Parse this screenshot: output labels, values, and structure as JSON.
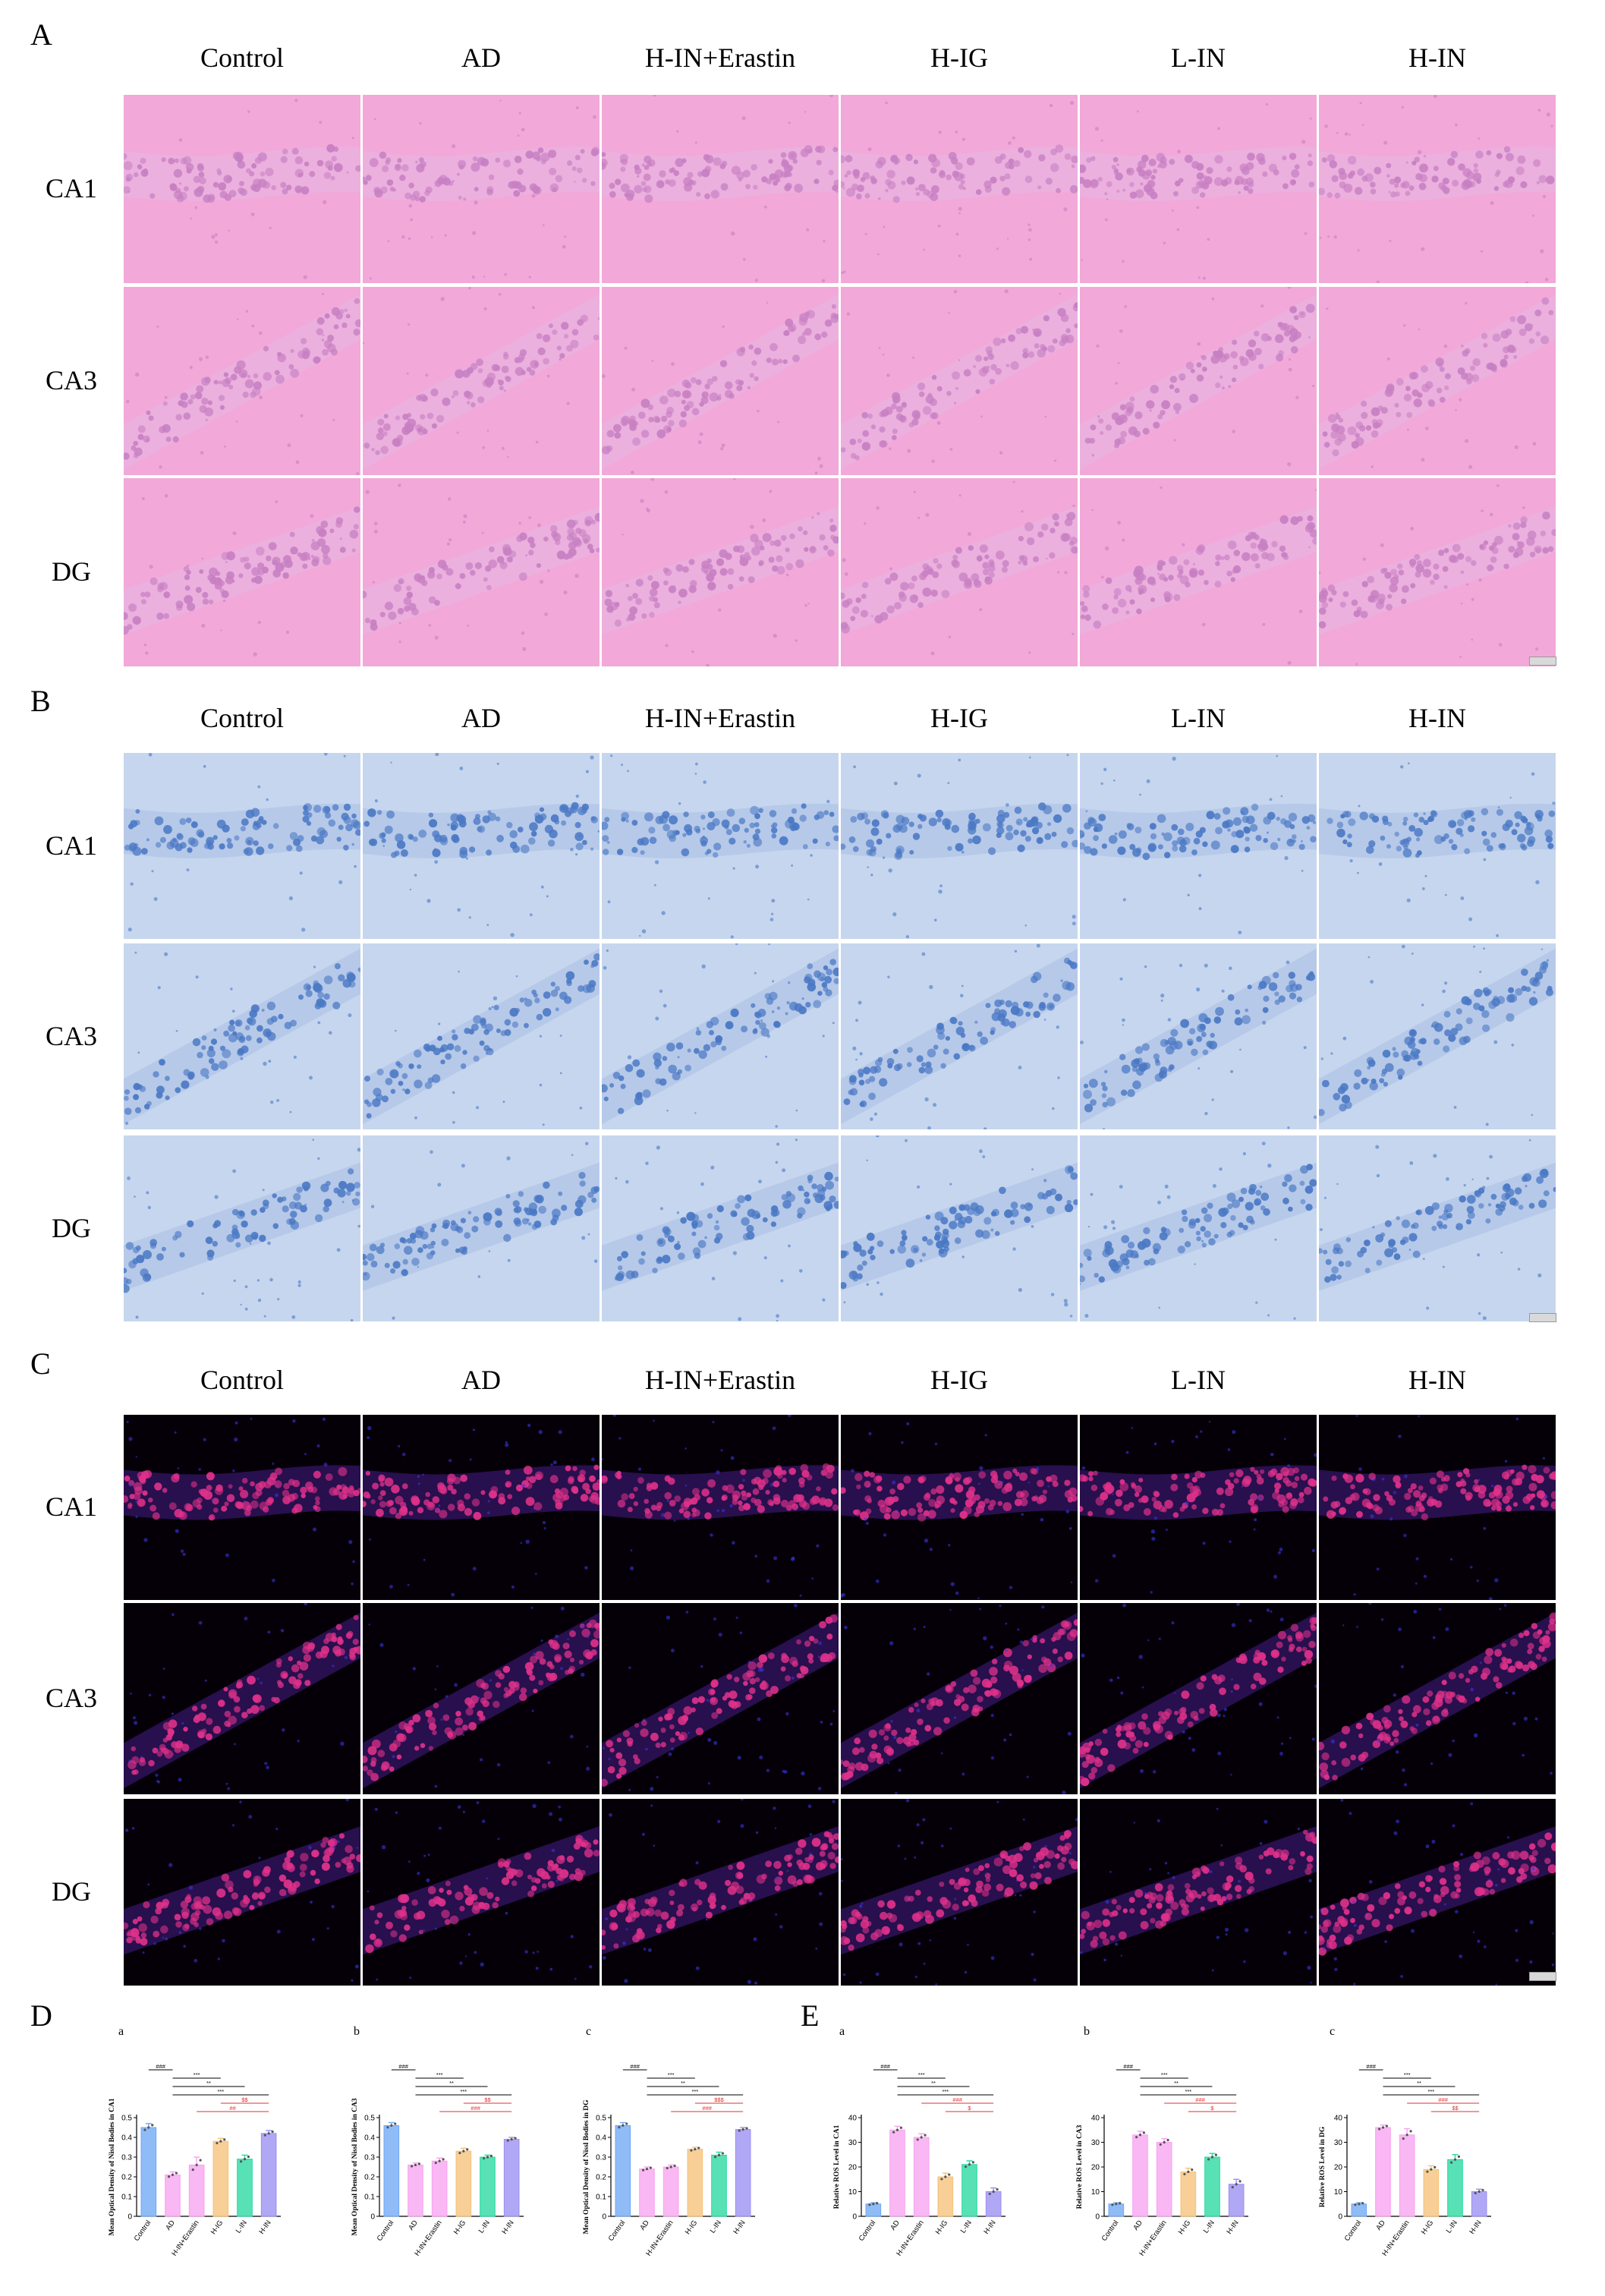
{
  "figure": {
    "panels": [
      {
        "letter": "A",
        "stain": "he"
      },
      {
        "letter": "B",
        "stain": "nissl"
      },
      {
        "letter": "C",
        "stain": "ros"
      }
    ],
    "columns": [
      "Control",
      "AD",
      "H-IN+Erastin",
      "H-IG",
      "L-IN",
      "H-IN"
    ],
    "rows": [
      "CA1",
      "CA3",
      "DG"
    ],
    "colors": {
      "he_bg": "#f2a8d8",
      "he_cell": "#c77fc2",
      "nissl_bg": "#c6d6ee",
      "nissl_cell": "#4a78c4",
      "ros_bg": "#050008",
      "ros_cell": "#e0318a"
    }
  },
  "panel_d": {
    "letter": "D",
    "charts": [
      {
        "sub": "a",
        "ylabel": "Mean Optical Density of Nissl Bodies in CA1"
      },
      {
        "sub": "b",
        "ylabel": "Mean Optical Density of Nissl Bodies in CA3"
      },
      {
        "sub": "c",
        "ylabel": "Mean Optical Density of Nissl Bodies in DG"
      }
    ]
  },
  "panel_e": {
    "letter": "E",
    "charts": [
      {
        "sub": "a",
        "ylabel": "Relative ROS Level in CA1"
      },
      {
        "sub": "b",
        "ylabel": "Relative ROS Level in CA3"
      },
      {
        "sub": "c",
        "ylabel": "Relative ROS Level in DG"
      }
    ]
  },
  "bar_colors": [
    "#6fa8f5",
    "#f7a3f0",
    "#f7a3f0",
    "#f5c27a",
    "#28d8a0",
    "#9a8ff2"
  ],
  "chart_data": [
    {
      "type": "bar",
      "sub": "a",
      "ylabel": "Mean Optical Density of Nissl Bodies in CA1",
      "categories": [
        "Control",
        "AD",
        "H-IN+Erastin",
        "H-IG",
        "L-IN",
        "H-IN"
      ],
      "values": [
        0.45,
        0.21,
        0.26,
        0.38,
        0.29,
        0.42
      ],
      "errors": [
        0.02,
        0.015,
        0.04,
        0.015,
        0.02,
        0.015
      ],
      "ylim": [
        0,
        0.5
      ],
      "yticks": [
        0.0,
        0.1,
        0.2,
        0.3,
        0.4,
        0.5
      ],
      "sig": [
        {
          "from": 0,
          "to": 1,
          "label": "###",
          "color": "#000000"
        },
        {
          "from": 1,
          "to": 3,
          "label": "***",
          "color": "#000000"
        },
        {
          "from": 1,
          "to": 4,
          "label": "**",
          "color": "#000000"
        },
        {
          "from": 1,
          "to": 5,
          "label": "***",
          "color": "#000000"
        },
        {
          "from": 3,
          "to": 5,
          "label": "$$",
          "color": "#e03030"
        },
        {
          "from": 2,
          "to": 5,
          "label": "##",
          "color": "#e03030"
        }
      ]
    },
    {
      "type": "bar",
      "sub": "b",
      "ylabel": "Mean Optical Density of Nissl Bodies in CA3",
      "categories": [
        "Control",
        "AD",
        "H-IN+Erastin",
        "H-IG",
        "L-IN",
        "H-IN"
      ],
      "values": [
        0.46,
        0.26,
        0.28,
        0.33,
        0.3,
        0.39
      ],
      "errors": [
        0.015,
        0.01,
        0.015,
        0.015,
        0.01,
        0.01
      ],
      "ylim": [
        0,
        0.5
      ],
      "yticks": [
        0.0,
        0.1,
        0.2,
        0.3,
        0.4,
        0.5
      ],
      "sig": [
        {
          "from": 0,
          "to": 1,
          "label": "###",
          "color": "#000000"
        },
        {
          "from": 1,
          "to": 3,
          "label": "***",
          "color": "#000000"
        },
        {
          "from": 1,
          "to": 4,
          "label": "**",
          "color": "#000000"
        },
        {
          "from": 1,
          "to": 5,
          "label": "***",
          "color": "#000000"
        },
        {
          "from": 3,
          "to": 5,
          "label": "$$",
          "color": "#e03030"
        },
        {
          "from": 2,
          "to": 5,
          "label": "###",
          "color": "#e03030"
        }
      ]
    },
    {
      "type": "bar",
      "sub": "c",
      "ylabel": "Mean Optical Density of Nissl Bodies in DG",
      "categories": [
        "Control",
        "AD",
        "H-IN+Erastin",
        "H-IG",
        "L-IN",
        "H-IN"
      ],
      "values": [
        0.46,
        0.24,
        0.25,
        0.34,
        0.31,
        0.44
      ],
      "errors": [
        0.015,
        0.01,
        0.01,
        0.01,
        0.015,
        0.01
      ],
      "ylim": [
        0,
        0.5
      ],
      "yticks": [
        0.0,
        0.1,
        0.2,
        0.3,
        0.4,
        0.5
      ],
      "sig": [
        {
          "from": 0,
          "to": 1,
          "label": "###",
          "color": "#000000"
        },
        {
          "from": 1,
          "to": 3,
          "label": "***",
          "color": "#000000"
        },
        {
          "from": 1,
          "to": 4,
          "label": "**",
          "color": "#000000"
        },
        {
          "from": 1,
          "to": 5,
          "label": "***",
          "color": "#000000"
        },
        {
          "from": 3,
          "to": 5,
          "label": "$$$",
          "color": "#e03030"
        },
        {
          "from": 2,
          "to": 5,
          "label": "###",
          "color": "#e03030"
        }
      ]
    },
    {
      "type": "bar",
      "sub": "a",
      "ylabel": "Relative ROS Level in CA1",
      "categories": [
        "Control",
        "AD",
        "H-IN+Erastin",
        "H-IG",
        "L-IN",
        "H-IN"
      ],
      "values": [
        5,
        35,
        32,
        16,
        21,
        10
      ],
      "errors": [
        0.5,
        1.5,
        1.5,
        1.5,
        1.5,
        1.5
      ],
      "ylim": [
        0,
        40
      ],
      "yticks": [
        0,
        10,
        20,
        30,
        40
      ],
      "sig": [
        {
          "from": 0,
          "to": 1,
          "label": "###",
          "color": "#000000"
        },
        {
          "from": 1,
          "to": 3,
          "label": "***",
          "color": "#000000"
        },
        {
          "from": 1,
          "to": 4,
          "label": "**",
          "color": "#000000"
        },
        {
          "from": 1,
          "to": 5,
          "label": "***",
          "color": "#000000"
        },
        {
          "from": 2,
          "to": 5,
          "label": "###",
          "color": "#e03030"
        },
        {
          "from": 3,
          "to": 5,
          "label": "$",
          "color": "#e03030"
        }
      ]
    },
    {
      "type": "bar",
      "sub": "b",
      "ylabel": "Relative ROS Level in CA3",
      "categories": [
        "Control",
        "AD",
        "H-IN+Erastin",
        "H-IG",
        "L-IN",
        "H-IN"
      ],
      "values": [
        5,
        33,
        30,
        18,
        24,
        13
      ],
      "errors": [
        0.5,
        1.5,
        1.5,
        1.5,
        1.5,
        2
      ],
      "ylim": [
        0,
        40
      ],
      "yticks": [
        0,
        10,
        20,
        30,
        40
      ],
      "sig": [
        {
          "from": 0,
          "to": 1,
          "label": "###",
          "color": "#000000"
        },
        {
          "from": 1,
          "to": 3,
          "label": "***",
          "color": "#000000"
        },
        {
          "from": 1,
          "to": 4,
          "label": "**",
          "color": "#000000"
        },
        {
          "from": 1,
          "to": 5,
          "label": "***",
          "color": "#000000"
        },
        {
          "from": 2,
          "to": 5,
          "label": "###",
          "color": "#e03030"
        },
        {
          "from": 3,
          "to": 5,
          "label": "$",
          "color": "#e03030"
        }
      ]
    },
    {
      "type": "bar",
      "sub": "c",
      "ylabel": "Relative ROS Level in DG",
      "categories": [
        "Control",
        "AD",
        "H-IN+Erastin",
        "H-IG",
        "L-IN",
        "H-IN"
      ],
      "values": [
        5,
        36,
        33,
        19,
        23,
        10
      ],
      "errors": [
        0.5,
        1,
        2.5,
        1.5,
        2,
        1
      ],
      "ylim": [
        0,
        40
      ],
      "yticks": [
        0,
        10,
        20,
        30,
        40
      ],
      "sig": [
        {
          "from": 0,
          "to": 1,
          "label": "###",
          "color": "#000000"
        },
        {
          "from": 1,
          "to": 3,
          "label": "***",
          "color": "#000000"
        },
        {
          "from": 1,
          "to": 4,
          "label": "**",
          "color": "#000000"
        },
        {
          "from": 1,
          "to": 5,
          "label": "***",
          "color": "#000000"
        },
        {
          "from": 2,
          "to": 5,
          "label": "###",
          "color": "#e03030"
        },
        {
          "from": 3,
          "to": 5,
          "label": "$$",
          "color": "#e03030"
        }
      ]
    }
  ]
}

# [The request]
Pick out every line of the listing containing the word "Level", and show those lines.

# [Result for this exercise]
        "ylabel": "Relative ROS Level in CA1"
        "ylabel": "Relative ROS Level in CA3"
        "ylabel": "Relative ROS Level in DG"
      "ylabel": "Relative ROS Level in CA1",
      "ylabel": "Relative ROS Level in CA3",
      "ylabel": "Relative ROS Level in DG",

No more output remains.